### DATA EXTRACT
************

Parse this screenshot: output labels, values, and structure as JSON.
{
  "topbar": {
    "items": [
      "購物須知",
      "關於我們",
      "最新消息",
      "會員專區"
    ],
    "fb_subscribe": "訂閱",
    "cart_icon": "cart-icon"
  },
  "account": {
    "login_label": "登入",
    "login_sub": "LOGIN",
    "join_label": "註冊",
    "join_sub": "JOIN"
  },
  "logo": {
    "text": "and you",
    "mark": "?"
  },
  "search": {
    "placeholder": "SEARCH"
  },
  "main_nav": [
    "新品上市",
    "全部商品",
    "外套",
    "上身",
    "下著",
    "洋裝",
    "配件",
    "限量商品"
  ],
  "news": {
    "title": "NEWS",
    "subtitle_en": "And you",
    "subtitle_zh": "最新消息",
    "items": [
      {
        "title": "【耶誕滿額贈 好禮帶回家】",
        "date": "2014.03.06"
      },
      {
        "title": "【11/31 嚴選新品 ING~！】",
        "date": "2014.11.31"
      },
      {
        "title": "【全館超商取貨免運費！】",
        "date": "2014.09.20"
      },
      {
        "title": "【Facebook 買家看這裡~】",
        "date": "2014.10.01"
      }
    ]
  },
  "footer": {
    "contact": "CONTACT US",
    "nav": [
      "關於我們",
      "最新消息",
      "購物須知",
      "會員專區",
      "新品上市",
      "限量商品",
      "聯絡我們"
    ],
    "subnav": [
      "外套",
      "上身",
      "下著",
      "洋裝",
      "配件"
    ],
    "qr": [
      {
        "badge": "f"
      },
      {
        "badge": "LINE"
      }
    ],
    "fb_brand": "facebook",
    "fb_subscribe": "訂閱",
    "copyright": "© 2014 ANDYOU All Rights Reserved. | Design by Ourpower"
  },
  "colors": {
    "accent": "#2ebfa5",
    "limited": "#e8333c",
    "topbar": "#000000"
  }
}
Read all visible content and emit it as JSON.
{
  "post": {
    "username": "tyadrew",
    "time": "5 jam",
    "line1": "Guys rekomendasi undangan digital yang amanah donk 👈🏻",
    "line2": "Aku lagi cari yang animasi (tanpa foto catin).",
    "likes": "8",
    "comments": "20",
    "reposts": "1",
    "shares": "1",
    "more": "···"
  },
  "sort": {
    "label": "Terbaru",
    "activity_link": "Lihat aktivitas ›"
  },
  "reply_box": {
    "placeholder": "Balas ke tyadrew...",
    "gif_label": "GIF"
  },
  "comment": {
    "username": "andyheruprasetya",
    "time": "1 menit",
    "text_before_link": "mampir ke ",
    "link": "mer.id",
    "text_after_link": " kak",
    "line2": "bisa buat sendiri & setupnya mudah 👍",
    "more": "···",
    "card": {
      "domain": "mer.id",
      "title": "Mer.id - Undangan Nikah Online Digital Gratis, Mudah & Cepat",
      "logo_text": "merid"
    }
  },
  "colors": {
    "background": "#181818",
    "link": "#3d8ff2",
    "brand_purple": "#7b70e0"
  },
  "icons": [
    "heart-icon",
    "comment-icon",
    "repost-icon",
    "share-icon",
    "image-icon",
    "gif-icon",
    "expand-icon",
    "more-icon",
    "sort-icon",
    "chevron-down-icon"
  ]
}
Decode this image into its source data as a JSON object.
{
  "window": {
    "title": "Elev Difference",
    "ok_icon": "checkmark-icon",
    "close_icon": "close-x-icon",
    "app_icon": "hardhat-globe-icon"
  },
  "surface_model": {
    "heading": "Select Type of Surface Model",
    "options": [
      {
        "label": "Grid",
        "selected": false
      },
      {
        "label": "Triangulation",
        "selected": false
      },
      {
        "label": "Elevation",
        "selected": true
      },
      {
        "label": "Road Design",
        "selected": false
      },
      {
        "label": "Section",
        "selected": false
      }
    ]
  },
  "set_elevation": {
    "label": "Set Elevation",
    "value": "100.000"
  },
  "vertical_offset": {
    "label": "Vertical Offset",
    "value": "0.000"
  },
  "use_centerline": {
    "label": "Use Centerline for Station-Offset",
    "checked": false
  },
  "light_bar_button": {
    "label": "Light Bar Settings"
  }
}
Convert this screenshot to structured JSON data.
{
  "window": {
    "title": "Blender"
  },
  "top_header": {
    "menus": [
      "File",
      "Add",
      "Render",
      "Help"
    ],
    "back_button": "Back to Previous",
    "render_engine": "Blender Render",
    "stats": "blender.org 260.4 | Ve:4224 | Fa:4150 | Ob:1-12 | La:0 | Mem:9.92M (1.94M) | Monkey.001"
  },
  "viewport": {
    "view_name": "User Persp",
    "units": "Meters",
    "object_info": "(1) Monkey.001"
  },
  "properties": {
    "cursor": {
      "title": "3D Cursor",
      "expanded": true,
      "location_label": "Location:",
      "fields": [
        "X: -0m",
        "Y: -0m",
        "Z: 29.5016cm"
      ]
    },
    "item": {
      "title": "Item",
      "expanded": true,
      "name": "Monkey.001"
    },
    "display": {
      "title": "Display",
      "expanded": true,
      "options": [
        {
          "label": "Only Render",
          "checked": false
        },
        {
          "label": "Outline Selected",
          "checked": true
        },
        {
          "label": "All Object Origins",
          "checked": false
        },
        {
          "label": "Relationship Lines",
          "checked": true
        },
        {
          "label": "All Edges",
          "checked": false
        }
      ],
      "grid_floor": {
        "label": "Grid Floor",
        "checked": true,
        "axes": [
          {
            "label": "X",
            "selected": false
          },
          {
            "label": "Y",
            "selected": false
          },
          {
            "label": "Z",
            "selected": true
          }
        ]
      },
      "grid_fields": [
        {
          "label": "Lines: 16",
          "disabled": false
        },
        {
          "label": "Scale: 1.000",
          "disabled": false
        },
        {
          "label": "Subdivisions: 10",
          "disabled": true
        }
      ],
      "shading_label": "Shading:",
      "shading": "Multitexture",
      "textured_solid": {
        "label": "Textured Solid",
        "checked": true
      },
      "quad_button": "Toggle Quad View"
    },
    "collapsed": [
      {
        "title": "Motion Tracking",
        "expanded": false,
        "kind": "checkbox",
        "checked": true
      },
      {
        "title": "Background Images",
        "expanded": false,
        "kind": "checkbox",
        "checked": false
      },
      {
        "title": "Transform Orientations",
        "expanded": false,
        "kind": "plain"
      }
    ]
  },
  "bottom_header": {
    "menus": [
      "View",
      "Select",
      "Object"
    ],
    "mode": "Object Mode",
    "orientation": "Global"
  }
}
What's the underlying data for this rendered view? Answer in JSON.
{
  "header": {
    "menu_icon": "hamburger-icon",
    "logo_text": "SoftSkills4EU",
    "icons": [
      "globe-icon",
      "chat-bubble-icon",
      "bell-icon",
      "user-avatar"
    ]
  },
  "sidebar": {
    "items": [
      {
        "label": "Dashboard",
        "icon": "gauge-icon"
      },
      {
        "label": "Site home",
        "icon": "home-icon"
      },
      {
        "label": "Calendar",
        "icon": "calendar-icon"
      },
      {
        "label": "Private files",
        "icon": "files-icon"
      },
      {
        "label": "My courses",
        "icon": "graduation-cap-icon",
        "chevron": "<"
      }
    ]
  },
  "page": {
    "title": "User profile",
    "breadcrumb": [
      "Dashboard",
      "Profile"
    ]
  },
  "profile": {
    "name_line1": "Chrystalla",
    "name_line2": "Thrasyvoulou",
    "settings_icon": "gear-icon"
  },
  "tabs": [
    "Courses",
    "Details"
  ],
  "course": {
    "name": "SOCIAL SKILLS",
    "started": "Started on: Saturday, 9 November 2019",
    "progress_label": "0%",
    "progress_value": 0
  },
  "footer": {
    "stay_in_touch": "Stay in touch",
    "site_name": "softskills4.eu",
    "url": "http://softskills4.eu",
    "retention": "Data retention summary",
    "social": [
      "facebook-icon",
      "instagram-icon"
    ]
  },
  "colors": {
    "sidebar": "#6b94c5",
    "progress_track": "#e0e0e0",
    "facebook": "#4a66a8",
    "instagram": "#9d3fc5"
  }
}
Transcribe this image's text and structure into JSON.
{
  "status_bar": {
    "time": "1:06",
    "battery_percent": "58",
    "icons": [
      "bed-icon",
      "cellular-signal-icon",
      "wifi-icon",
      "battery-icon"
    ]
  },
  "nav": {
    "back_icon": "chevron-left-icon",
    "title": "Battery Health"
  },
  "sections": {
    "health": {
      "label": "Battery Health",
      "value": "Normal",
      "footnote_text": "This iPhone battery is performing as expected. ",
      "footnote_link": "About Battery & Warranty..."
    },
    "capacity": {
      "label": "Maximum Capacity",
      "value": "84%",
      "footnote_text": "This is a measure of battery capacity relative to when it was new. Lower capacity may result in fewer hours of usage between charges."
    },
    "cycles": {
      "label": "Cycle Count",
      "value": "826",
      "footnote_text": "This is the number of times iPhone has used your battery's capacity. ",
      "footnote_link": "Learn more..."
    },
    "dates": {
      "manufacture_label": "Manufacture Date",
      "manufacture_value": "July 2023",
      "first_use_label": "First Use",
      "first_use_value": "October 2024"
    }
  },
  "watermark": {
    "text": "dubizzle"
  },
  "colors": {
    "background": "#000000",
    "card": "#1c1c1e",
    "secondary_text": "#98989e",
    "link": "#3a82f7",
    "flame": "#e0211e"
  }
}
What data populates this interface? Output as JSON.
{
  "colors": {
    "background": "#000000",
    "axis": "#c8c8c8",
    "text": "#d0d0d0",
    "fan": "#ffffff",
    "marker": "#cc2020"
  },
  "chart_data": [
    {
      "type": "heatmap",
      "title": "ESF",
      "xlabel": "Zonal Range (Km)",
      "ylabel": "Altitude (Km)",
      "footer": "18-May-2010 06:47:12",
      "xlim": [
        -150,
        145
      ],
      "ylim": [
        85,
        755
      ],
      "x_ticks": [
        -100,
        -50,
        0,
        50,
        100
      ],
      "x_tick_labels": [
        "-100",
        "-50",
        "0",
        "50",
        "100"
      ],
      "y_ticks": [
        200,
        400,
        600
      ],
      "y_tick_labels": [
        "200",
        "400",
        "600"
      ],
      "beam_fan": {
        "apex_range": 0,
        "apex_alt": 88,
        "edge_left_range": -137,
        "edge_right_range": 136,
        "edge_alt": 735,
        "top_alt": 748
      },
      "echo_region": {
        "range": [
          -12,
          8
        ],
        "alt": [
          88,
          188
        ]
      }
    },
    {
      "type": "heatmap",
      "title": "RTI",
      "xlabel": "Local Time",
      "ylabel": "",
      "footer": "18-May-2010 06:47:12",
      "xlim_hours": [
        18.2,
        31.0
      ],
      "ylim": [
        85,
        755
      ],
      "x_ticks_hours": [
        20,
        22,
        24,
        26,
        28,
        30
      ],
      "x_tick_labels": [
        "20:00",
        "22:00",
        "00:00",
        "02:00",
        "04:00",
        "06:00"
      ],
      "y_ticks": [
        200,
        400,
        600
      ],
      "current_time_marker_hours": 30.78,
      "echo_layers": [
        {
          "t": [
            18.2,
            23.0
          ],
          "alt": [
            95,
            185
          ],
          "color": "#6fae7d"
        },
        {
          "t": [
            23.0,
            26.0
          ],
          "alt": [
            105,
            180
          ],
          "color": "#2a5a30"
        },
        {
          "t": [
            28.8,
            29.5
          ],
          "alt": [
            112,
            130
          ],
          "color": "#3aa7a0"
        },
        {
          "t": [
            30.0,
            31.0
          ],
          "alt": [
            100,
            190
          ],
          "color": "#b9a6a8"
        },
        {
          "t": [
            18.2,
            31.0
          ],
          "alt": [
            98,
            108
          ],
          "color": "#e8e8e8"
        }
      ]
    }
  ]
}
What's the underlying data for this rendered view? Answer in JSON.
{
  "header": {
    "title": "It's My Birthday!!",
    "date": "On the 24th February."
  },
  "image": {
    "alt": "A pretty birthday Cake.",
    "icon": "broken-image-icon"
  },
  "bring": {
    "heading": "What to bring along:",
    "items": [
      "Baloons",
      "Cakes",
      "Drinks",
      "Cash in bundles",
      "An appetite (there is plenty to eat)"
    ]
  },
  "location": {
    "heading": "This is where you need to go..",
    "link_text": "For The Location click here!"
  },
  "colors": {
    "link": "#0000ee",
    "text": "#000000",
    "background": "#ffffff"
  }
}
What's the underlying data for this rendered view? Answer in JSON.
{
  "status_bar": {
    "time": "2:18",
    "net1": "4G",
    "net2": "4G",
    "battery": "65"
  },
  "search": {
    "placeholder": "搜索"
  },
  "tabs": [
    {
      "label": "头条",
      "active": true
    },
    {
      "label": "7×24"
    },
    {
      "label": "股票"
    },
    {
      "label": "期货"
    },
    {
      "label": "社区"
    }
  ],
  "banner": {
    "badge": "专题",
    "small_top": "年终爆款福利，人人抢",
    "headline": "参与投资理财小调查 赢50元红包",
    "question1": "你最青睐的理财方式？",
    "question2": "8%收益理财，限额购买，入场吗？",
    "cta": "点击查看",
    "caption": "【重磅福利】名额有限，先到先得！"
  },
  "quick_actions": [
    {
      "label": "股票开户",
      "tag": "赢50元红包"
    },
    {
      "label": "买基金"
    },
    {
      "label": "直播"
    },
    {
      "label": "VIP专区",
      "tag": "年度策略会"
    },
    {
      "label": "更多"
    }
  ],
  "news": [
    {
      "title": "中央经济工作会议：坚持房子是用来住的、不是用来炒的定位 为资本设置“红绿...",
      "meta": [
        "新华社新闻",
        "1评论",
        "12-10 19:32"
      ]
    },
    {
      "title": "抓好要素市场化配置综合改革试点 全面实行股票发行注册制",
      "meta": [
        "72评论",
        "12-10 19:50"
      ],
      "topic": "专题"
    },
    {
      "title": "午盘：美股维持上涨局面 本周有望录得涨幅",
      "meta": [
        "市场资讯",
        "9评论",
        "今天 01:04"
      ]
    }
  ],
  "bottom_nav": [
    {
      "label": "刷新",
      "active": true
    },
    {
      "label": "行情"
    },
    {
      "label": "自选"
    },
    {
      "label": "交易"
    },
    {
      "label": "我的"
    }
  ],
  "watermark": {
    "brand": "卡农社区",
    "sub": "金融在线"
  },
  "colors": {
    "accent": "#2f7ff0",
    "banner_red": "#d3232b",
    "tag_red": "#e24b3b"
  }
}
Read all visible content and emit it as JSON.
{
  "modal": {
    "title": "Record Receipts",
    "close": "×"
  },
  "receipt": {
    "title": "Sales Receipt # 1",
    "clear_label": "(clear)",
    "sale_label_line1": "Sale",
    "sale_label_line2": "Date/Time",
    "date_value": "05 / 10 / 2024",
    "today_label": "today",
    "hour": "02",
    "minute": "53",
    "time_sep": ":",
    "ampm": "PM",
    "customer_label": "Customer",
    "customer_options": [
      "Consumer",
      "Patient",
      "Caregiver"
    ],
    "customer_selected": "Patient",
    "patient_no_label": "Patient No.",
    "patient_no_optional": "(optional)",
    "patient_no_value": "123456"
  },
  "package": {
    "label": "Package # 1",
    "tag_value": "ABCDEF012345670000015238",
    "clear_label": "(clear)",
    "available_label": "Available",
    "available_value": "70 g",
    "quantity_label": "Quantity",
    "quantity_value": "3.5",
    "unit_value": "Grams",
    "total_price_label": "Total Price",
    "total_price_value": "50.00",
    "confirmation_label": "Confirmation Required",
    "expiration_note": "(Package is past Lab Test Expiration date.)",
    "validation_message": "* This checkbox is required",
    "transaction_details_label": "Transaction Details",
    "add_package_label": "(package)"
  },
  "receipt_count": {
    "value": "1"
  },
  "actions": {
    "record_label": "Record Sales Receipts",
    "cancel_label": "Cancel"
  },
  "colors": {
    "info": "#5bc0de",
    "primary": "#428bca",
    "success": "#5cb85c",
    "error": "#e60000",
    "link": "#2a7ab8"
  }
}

************

### DO THIS
Copy every line of the records above that holds the word "chevron".

### THE REPLY
    "chevron-down-icon"
        "chevron": "<"
    "back_icon": "chevron-left-icon",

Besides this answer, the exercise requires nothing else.